━━ TASK INPUT
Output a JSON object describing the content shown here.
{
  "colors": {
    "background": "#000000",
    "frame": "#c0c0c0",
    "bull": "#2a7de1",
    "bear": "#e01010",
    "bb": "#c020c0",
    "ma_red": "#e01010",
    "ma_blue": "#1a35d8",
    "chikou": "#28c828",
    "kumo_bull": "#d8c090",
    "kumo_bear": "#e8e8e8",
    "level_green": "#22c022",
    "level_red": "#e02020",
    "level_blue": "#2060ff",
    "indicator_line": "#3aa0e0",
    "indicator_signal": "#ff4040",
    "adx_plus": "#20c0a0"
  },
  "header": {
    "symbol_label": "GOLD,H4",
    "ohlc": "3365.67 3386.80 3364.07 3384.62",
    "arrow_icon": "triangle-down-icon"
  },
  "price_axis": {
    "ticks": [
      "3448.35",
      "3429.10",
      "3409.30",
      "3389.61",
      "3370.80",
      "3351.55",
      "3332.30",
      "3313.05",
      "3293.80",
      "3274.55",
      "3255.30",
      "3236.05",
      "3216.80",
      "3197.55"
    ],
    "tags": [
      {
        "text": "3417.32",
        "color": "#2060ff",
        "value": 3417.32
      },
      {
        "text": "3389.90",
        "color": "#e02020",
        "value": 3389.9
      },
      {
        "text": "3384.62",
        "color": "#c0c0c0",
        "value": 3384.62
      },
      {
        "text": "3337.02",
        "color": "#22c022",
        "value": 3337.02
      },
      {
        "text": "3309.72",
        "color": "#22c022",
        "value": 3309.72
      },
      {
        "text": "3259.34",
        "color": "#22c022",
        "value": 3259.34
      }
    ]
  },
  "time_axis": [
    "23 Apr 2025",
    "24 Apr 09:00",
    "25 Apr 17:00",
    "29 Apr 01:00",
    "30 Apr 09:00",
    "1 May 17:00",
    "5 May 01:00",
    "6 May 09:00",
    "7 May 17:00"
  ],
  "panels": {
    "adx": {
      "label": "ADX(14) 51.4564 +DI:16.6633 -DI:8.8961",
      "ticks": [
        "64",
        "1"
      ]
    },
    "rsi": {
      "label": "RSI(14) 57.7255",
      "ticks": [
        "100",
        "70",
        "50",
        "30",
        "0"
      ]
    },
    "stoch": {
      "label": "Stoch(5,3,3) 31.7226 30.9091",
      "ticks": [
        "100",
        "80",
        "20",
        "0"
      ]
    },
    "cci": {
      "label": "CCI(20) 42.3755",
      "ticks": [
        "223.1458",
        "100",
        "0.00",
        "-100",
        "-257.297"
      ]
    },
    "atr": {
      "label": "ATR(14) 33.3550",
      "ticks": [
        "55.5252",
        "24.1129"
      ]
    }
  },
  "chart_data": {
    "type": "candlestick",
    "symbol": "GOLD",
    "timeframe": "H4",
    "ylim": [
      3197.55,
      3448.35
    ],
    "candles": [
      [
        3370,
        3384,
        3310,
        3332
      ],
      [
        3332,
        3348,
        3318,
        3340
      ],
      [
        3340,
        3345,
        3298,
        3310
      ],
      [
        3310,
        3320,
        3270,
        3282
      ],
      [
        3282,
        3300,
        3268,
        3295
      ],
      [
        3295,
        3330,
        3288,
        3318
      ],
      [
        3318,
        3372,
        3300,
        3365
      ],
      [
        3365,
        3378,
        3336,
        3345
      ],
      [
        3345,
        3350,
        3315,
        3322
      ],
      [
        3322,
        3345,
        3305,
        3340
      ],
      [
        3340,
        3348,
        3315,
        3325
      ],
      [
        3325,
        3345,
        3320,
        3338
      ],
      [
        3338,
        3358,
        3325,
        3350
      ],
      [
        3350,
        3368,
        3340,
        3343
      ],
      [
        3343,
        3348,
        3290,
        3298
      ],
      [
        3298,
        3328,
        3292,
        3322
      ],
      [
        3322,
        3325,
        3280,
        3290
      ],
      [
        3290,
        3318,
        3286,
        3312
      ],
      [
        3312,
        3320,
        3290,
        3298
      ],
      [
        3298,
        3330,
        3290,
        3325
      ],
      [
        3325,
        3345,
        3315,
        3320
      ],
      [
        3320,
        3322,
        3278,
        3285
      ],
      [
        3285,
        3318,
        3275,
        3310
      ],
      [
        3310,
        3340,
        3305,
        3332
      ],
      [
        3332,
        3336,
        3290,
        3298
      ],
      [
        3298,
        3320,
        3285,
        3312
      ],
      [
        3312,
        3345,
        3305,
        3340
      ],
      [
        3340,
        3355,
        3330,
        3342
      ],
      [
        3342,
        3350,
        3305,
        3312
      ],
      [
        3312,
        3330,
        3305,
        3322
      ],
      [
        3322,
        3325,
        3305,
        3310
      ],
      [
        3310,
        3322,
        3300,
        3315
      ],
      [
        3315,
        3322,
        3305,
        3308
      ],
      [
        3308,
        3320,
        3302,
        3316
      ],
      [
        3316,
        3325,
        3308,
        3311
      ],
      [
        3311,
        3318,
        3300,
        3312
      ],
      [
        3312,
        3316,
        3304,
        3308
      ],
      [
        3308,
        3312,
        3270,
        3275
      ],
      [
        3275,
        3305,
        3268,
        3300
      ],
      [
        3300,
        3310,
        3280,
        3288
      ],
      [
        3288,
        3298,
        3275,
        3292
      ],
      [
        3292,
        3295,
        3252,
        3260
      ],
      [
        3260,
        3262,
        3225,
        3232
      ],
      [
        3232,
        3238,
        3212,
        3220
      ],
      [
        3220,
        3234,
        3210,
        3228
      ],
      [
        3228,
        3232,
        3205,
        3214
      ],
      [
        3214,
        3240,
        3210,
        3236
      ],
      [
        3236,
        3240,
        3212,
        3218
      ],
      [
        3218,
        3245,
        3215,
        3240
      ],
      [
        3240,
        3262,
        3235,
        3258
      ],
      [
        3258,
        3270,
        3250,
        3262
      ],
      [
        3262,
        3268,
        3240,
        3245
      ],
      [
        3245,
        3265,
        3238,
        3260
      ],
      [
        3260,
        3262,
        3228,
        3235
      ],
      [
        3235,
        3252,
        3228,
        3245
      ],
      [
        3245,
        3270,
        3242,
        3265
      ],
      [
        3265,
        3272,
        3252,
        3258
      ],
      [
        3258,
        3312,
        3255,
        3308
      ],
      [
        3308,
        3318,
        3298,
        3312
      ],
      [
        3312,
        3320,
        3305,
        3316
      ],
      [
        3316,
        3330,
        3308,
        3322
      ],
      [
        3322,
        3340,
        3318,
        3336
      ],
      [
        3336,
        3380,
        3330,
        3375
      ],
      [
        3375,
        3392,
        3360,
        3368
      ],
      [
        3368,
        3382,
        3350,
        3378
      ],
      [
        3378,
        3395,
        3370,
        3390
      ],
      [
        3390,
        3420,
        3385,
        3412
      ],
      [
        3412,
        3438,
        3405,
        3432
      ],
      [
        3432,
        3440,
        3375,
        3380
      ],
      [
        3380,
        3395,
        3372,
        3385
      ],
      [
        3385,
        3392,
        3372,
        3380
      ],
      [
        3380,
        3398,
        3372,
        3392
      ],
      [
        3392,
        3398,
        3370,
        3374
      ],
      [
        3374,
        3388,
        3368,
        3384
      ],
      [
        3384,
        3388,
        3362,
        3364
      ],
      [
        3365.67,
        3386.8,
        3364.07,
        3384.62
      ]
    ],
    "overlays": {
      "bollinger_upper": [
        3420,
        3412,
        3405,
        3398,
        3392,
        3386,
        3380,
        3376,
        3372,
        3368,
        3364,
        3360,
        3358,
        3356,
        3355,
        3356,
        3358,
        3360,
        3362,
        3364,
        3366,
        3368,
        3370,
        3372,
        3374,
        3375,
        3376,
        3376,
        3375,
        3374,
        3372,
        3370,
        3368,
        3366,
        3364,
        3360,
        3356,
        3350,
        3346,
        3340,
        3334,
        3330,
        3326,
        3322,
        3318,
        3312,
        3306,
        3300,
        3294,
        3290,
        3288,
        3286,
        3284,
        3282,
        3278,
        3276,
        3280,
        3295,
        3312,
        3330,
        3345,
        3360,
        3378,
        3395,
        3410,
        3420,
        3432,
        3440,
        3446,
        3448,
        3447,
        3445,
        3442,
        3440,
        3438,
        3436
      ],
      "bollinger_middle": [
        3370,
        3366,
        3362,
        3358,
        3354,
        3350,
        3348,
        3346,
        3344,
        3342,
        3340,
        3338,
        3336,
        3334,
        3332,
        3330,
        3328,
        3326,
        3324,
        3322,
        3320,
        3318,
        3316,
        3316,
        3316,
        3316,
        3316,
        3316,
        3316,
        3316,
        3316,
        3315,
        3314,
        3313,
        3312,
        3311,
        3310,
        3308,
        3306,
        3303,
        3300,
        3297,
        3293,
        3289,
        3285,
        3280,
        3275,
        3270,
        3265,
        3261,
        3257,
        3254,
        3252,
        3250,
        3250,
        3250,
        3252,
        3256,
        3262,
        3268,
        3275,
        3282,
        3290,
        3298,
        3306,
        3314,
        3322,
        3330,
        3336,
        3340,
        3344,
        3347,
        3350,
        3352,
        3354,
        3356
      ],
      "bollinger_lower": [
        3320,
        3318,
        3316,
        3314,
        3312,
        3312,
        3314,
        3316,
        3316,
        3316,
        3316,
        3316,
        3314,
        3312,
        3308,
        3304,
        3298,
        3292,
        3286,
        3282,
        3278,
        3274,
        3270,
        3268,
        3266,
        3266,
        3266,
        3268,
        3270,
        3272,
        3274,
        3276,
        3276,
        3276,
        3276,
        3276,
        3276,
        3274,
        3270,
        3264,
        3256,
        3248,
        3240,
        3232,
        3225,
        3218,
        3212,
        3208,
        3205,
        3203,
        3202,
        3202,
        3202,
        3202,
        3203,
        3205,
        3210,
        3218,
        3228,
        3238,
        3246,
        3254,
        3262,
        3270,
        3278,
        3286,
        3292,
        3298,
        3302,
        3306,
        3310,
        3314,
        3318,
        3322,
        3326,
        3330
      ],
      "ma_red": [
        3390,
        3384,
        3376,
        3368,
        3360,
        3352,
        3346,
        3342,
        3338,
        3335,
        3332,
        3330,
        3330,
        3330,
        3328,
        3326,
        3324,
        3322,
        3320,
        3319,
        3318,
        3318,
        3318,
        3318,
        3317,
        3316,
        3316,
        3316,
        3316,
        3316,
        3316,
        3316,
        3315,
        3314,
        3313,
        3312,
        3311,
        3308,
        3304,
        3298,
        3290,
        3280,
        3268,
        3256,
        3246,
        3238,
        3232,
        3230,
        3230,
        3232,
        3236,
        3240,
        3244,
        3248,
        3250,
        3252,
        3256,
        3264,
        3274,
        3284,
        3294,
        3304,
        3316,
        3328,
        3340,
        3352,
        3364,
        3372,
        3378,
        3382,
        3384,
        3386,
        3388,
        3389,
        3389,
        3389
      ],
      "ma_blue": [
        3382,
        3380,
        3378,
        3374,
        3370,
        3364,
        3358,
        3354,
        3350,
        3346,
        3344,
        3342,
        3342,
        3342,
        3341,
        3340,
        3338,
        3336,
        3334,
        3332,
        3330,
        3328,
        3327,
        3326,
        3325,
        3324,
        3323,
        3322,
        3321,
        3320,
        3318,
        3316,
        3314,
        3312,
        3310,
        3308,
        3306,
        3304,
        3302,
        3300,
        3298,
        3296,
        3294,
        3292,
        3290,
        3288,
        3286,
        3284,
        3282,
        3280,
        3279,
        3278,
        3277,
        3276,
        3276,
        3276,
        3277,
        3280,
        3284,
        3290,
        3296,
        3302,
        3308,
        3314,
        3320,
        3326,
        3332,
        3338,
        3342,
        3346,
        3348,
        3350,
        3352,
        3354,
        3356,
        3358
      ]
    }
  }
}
━━━━
| EXERCISE AIM |
Above are the records. Copy every line in them holding "value".

| EXERCISE OUTPUT |
        "value": 3417.32
        "value": 3389.9
        "value": 3384.62
        "value": 3337.02
        "value": 3309.72
        "value": 3259.34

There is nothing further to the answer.